» TASK GOAL
Only lines holding the string "South" are wanted; copy each one from the material.

[Extracted records]

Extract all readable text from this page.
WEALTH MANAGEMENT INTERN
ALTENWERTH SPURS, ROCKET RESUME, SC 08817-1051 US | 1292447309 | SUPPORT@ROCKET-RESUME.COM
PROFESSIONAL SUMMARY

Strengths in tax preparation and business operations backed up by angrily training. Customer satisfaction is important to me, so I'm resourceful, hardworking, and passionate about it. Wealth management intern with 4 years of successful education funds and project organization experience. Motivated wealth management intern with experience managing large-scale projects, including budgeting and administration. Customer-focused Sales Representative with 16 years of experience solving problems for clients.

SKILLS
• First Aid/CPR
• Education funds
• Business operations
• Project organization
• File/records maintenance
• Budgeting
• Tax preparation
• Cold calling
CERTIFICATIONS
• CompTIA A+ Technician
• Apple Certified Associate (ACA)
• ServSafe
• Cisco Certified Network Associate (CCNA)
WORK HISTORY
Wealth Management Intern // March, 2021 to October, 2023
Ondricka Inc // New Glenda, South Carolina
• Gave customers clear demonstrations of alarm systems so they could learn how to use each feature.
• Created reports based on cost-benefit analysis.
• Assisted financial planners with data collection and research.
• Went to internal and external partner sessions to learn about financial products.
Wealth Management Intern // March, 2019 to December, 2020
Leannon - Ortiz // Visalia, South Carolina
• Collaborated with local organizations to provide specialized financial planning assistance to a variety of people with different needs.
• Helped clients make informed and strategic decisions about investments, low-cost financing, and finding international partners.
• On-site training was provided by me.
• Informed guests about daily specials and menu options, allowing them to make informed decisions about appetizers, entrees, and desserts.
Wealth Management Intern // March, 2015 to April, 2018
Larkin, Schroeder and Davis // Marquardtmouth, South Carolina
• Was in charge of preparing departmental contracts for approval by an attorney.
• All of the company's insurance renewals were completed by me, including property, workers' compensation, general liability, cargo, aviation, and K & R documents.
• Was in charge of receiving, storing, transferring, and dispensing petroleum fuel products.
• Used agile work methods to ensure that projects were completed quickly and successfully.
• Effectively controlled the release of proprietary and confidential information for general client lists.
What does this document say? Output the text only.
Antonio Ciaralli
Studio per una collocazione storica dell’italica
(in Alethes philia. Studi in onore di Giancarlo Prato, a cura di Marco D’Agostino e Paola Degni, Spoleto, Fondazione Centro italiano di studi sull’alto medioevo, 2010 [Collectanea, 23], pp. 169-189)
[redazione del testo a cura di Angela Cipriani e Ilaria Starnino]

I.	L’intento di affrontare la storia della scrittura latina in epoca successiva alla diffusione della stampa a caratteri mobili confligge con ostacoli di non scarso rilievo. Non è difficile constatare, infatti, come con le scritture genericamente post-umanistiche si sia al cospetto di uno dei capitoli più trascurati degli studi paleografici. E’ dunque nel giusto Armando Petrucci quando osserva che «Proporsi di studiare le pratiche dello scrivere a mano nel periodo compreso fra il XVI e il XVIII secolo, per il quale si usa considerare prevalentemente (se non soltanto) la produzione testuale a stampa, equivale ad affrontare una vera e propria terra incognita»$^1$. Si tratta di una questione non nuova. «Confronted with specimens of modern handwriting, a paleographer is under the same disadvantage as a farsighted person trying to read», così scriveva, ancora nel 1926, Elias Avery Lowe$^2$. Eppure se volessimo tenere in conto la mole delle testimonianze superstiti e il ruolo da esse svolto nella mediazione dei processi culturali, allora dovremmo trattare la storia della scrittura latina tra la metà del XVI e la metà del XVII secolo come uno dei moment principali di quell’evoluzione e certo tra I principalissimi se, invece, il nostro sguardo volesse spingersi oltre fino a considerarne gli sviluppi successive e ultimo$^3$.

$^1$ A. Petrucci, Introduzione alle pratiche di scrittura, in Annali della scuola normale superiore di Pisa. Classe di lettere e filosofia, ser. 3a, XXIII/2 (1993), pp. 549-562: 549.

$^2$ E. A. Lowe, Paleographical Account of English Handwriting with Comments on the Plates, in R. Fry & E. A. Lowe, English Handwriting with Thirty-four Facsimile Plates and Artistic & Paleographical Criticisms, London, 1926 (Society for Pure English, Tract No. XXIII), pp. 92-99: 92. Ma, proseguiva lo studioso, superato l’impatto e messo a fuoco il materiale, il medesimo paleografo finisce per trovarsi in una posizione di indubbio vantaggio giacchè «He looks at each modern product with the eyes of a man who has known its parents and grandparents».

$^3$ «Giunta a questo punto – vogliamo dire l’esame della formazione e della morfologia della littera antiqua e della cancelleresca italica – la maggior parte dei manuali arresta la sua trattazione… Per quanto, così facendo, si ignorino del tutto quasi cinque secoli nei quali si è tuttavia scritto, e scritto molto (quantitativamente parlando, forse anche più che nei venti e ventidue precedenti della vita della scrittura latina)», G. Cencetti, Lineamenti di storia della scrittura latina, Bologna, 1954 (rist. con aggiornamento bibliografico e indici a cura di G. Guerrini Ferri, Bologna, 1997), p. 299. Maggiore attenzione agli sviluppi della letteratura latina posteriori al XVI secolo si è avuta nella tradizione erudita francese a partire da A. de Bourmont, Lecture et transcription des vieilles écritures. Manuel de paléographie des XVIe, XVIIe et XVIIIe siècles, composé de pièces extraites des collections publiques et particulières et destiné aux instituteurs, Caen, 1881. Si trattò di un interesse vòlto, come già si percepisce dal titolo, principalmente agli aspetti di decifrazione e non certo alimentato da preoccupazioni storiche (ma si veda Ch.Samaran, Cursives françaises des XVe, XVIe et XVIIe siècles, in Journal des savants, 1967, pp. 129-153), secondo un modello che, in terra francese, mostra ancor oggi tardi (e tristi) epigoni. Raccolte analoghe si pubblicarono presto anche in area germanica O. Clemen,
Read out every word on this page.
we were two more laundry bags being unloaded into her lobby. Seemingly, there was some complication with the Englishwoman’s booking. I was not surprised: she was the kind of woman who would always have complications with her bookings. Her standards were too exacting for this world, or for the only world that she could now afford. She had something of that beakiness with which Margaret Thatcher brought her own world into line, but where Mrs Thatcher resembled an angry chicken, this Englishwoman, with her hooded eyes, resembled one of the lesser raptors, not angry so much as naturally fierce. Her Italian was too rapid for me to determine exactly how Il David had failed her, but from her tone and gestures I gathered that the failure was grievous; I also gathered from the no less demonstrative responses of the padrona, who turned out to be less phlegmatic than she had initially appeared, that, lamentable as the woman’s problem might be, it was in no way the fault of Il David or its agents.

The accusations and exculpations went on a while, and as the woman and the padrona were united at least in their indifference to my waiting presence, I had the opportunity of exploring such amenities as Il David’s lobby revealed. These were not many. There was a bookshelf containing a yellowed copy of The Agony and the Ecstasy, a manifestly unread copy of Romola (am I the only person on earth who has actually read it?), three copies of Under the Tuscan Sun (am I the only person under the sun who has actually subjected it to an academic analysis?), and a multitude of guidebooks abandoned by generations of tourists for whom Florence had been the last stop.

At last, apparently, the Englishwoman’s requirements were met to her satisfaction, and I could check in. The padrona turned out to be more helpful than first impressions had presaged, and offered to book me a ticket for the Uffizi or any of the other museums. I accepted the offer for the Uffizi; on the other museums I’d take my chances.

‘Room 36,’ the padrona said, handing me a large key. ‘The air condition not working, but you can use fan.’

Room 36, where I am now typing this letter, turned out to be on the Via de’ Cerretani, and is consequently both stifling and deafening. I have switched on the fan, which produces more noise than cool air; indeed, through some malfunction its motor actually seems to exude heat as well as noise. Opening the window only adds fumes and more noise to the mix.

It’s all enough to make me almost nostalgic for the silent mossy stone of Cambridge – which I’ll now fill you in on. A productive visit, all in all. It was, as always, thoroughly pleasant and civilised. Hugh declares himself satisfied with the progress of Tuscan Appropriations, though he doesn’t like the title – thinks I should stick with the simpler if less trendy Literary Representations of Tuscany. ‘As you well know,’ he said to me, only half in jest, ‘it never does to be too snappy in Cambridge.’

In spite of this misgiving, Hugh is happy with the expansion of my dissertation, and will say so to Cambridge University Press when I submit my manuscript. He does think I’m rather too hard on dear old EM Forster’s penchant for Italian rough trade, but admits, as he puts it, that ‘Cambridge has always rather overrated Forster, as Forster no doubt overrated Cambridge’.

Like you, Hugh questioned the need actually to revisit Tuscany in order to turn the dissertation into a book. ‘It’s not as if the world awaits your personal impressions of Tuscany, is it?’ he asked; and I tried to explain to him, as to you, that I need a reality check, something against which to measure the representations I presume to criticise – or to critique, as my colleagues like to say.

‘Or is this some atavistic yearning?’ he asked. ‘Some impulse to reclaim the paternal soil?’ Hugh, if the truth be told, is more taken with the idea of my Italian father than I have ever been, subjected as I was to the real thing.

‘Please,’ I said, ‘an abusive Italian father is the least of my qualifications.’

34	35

» FULL ANSWER
Ondricka Inc // New Glenda, South Carolina
Leannon - Ortiz // Visalia, South Carolina
Larkin, Schroeder and Davis // Marquardtmouth, South Carolina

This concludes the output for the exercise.